Extracted entries.
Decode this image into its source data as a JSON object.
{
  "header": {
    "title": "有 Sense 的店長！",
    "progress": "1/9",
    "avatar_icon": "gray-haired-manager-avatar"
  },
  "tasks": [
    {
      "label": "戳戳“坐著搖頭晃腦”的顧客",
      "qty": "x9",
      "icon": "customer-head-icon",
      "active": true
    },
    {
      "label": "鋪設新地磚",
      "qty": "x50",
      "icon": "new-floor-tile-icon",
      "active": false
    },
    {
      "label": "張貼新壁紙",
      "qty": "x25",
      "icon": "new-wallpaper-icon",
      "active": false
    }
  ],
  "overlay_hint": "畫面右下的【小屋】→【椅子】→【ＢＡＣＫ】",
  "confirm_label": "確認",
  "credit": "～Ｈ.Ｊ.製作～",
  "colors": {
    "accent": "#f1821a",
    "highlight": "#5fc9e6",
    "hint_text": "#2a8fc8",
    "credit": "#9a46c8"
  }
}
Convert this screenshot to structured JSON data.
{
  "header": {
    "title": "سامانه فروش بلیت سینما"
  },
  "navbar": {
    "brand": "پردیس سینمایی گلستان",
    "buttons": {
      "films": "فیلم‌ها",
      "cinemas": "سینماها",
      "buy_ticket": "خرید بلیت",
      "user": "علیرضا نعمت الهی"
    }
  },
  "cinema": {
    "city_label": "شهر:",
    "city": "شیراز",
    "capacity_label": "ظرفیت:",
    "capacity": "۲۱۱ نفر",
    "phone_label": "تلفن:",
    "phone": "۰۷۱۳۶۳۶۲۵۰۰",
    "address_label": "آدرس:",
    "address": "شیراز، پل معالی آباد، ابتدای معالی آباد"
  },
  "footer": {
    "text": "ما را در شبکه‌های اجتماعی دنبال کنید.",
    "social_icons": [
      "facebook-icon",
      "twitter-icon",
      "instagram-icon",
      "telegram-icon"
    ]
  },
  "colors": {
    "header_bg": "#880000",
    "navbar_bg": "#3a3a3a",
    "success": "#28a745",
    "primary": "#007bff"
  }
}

What the task requires.
Copy all data exactly, start to finish.

Expected answer.
Decode this image into its source data as a JSON object.
{
  "header": {
    "title": "有 Sense 的店長！",
    "progress": "1/9",
    "avatar_icon": "gray-haired-manager-avatar"
  },
  "tasks": [
    {
      "label": "戳戳“坐著搖頭晃腦”的顧客",
      "qty": "x9",
      "icon": "customer-head-icon",
      "active": true
    },
    {
      "label": "鋪設新地磚",
      "qty": "x50",
      "icon": "new-floor-tile-icon",
      "active": false
    },
    {
      "label": "張貼新壁紙",
      "qty": "x25",
      "icon": "new-wallpaper-icon",
      "active": false
    }
  ],
  "overlay_hint": "畫面右下的【小屋】→【椅子】→【ＢＡＣＫ】",
  "confirm_label": "確認",
  "credit": "～Ｈ.Ｊ.製作～",
  "colors": {
    "accent": "#f1821a",
    "highlight": "#5fc9e6",
    "hint_text": "#2a8fc8",
    "credit": "#9a46c8"
  }
}
Convert this screenshot to structured JSON data.
{
  "header": {
    "title": "سامانه فروش بلیت سینما"
  },
  "navbar": {
    "brand": "پردیس سینمایی گلستان",
    "buttons": {
      "films": "فیلم‌ها",
      "cinemas": "سینماها",
      "buy_ticket": "خرید بلیت",
      "user": "علیرضا نعمت الهی"
    }
  },
  "cinema": {
    "city_label": "شهر:",
    "city": "شیراز",
    "capacity_label": "ظرفیت:",
    "capacity": "۲۱۱ نفر",
    "phone_label": "تلفن:",
    "phone": "۰۷۱۳۶۳۶۲۵۰۰",
    "address_label": "آدرس:",
    "address": "شیراز، پل معالی آباد، ابتدای معالی آباد"
  },
  "footer": {
    "text": "ما را در شبکه‌های اجتماعی دنبال کنید.",
    "social_icons": [
      "facebook-icon",
      "twitter-icon",
      "instagram-icon",
      "telegram-icon"
    ]
  },
  "colors": {
    "header_bg": "#880000",
    "navbar_bg": "#3a3a3a",
    "success": "#28a745",
    "primary": "#007bff"
  }
}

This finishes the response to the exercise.